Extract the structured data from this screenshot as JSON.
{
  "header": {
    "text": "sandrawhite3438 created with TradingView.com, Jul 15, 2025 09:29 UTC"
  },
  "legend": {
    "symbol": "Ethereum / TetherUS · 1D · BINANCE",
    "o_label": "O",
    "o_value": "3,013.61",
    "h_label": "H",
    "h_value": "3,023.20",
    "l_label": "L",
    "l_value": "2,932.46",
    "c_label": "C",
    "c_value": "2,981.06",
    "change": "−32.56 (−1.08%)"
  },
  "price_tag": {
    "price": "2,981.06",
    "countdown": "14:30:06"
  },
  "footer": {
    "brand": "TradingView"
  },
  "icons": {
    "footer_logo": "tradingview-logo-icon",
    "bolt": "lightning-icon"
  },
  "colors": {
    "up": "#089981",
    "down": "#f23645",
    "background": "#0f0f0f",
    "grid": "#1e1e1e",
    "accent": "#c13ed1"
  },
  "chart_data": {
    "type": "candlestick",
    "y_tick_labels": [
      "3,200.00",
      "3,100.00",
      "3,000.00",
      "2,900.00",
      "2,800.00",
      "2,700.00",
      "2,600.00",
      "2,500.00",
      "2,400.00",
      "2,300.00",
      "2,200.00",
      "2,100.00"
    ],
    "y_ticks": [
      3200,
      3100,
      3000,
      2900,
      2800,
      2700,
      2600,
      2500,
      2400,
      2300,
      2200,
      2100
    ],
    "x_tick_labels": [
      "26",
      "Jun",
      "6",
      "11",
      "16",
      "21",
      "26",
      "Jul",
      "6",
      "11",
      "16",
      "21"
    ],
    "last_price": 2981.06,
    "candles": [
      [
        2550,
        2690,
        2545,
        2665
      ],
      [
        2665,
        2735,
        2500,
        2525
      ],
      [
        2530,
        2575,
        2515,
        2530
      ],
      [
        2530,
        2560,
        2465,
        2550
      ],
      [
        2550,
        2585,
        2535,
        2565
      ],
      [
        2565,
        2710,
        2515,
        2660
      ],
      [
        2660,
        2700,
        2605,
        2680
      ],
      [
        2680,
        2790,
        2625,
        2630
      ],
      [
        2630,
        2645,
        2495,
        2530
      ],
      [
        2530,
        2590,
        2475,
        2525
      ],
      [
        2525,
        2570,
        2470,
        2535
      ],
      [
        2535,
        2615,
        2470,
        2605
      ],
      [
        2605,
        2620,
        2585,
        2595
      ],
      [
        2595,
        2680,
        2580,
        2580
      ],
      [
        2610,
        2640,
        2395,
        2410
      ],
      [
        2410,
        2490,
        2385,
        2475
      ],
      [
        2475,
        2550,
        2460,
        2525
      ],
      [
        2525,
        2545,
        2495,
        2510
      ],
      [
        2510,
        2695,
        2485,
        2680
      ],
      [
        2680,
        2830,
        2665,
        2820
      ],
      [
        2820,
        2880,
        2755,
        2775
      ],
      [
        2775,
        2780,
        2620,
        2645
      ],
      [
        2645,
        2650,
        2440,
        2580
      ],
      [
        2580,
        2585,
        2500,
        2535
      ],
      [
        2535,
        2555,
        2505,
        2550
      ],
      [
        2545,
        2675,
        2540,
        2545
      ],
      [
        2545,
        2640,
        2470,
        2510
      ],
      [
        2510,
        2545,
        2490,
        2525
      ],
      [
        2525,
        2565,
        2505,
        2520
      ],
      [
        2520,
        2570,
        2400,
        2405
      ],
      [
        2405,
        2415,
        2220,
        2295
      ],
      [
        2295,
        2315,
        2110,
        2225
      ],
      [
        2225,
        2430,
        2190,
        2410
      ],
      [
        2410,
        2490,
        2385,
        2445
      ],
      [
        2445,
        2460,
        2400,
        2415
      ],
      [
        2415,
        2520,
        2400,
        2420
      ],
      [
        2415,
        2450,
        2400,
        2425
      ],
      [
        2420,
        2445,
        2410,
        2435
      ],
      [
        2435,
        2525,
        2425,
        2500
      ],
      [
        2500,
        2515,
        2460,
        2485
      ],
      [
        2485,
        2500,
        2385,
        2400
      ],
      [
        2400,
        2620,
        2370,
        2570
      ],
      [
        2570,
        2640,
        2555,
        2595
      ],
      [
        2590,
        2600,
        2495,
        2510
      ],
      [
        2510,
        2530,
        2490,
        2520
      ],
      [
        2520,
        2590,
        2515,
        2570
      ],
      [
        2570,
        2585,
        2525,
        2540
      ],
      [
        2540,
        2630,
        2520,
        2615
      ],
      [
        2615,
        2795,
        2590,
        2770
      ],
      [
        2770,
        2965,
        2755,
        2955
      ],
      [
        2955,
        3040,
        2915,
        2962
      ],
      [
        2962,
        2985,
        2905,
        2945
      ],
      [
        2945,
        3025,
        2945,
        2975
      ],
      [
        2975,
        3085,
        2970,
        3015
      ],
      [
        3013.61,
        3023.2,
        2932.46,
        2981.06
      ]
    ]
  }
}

THE PROBLEM — Copy every line verbatim.

RESULT OF THIS EXERCISE —
Extract the structured data from this screenshot as JSON.
{
  "header": {
    "text": "sandrawhite3438 created with TradingView.com, Jul 15, 2025 09:29 UTC"
  },
  "legend": {
    "symbol": "Ethereum / TetherUS · 1D · BINANCE",
    "o_label": "O",
    "o_value": "3,013.61",
    "h_label": "H",
    "h_value": "3,023.20",
    "l_label": "L",
    "l_value": "2,932.46",
    "c_label": "C",
    "c_value": "2,981.06",
    "change": "−32.56 (−1.08%)"
  },
  "price_tag": {
    "price": "2,981.06",
    "countdown": "14:30:06"
  },
  "footer": {
    "brand": "TradingView"
  },
  "icons": {
    "footer_logo": "tradingview-logo-icon",
    "bolt": "lightning-icon"
  },
  "colors": {
    "up": "#089981",
    "down": "#f23645",
    "background": "#0f0f0f",
    "grid": "#1e1e1e",
    "accent": "#c13ed1"
  },
  "chart_data": {
    "type": "candlestick",
    "y_tick_labels": [
      "3,200.00",
      "3,100.00",
      "3,000.00",
      "2,900.00",
      "2,800.00",
      "2,700.00",
      "2,600.00",
      "2,500.00",
      "2,400.00",
      "2,300.00",
      "2,200.00",
      "2,100.00"
    ],
    "y_ticks": [
      3200,
      3100,
      3000,
      2900,
      2800,
      2700,
      2600,
      2500,
      2400,
      2300,
      2200,
      2100
    ],
    "x_tick_labels": [
      "26",
      "Jun",
      "6",
      "11",
      "16",
      "21",
      "26",
      "Jul",
      "6",
      "11",
      "16",
      "21"
    ],
    "last_price": 2981.06,
    "candles": [
      [
        2550,
        2690,
        2545,
        2665
      ],
      [
        2665,
        2735,
        2500,
        2525
      ],
      [
        2530,
        2575,
        2515,
        2530
      ],
      [
        2530,
        2560,
        2465,
        2550
      ],
      [
        2550,
        2585,
        2535,
        2565
      ],
      [
        2565,
        2710,
        2515,
        2660
      ],
      [
        2660,
        2700,
        2605,
        2680
      ],
      [
        2680,
        2790,
        2625,
        2630
      ],
      [
        2630,
        2645,
        2495,
        2530
      ],
      [
        2530,
        2590,
        2475,
        2525
      ],
      [
        2525,
        2570,
        2470,
        2535
      ],
      [
        2535,
        2615,
        2470,
        2605
      ],
      [
        2605,
        2620,
        2585,
        2595
      ],
      [
        2595,
        2680,
        2580,
        2580
      ],
      [
        2610,
        2640,
        2395,
        2410
      ],
      [
        2410,
        2490,
        2385,
        2475
      ],
      [
        2475,
        2550,
        2460,
        2525
      ],
      [
        2525,
        2545,
        2495,
        2510
      ],
      [
        2510,
        2695,
        2485,
        2680
      ],
      [
        2680,
        2830,
        2665,
        2820
      ],
      [
        2820,
        2880,
        2755,
        2775
      ],
      [
        2775,
        2780,
        2620,
        2645
      ],
      [
        2645,
        2650,
        2440,
        2580
      ],
      [
        2580,
        2585,
        2500,
        2535
      ],
      [
        2535,
        2555,
        2505,
        2550
      ],
      [
        2545,
        2675,
        2540,
        2545
      ],
      [
        2545,
        2640,
        2470,
        2510
      ],
      [
        2510,
        2545,
        2490,
        2525
      ],
      [
        2525,
        2565,
        2505,
        2520
      ],
      [
        2520,
        2570,
        2400,
        2405
      ],
      [
        2405,
        2415,
        2220,
        2295
      ],
      [
        2295,
        2315,
        2110,
        2225
      ],
      [
        2225,
        2430,
        2190,
        2410
      ],
      [
        2410,
        2490,
        2385,
        2445
      ],
      [
        2445,
        2460,
        2400,
        2415
      ],
      [
        2415,
        2520,
        2400,
        2420
      ],
      [
        2415,
        2450,
        2400,
        2425
      ],
      [
        2420,
        2445,
        2410,
        2435
      ],
      [
        2435,
        2525,
        2425,
        2500
      ],
      [
        2500,
        2515,
        2460,
        2485
      ],
      [
        2485,
        2500,
        2385,
        2400
      ],
      [
        2400,
        2620,
        2370,
        2570
      ],
      [
        2570,
        2640,
        2555,
        2595
      ],
      [
        2590,
        2600,
        2495,
        2510
      ],
      [
        2510,
        2530,
        2490,
        2520
      ],
      [
        2520,
        2590,
        2515,
        2570
      ],
      [
        2570,
        2585,
        2525,
        2540
      ],
      [
        2540,
        2630,
        2520,
        2615
      ],
      [
        2615,
        2795,
        2590,
        2770
      ],
      [
        2770,
        2965,
        2755,
        2955
      ],
      [
        2955,
        3040,
        2915,
        2962
      ],
      [
        2962,
        2985,
        2905,
        2945
      ],
      [
        2945,
        3025,
        2945,
        2975
      ],
      [
        2975,
        3085,
        2970,
        3015
      ],
      [
        3013.61,
        3023.2,
        2932.46,
        2981.06
      ]
    ]
  }
}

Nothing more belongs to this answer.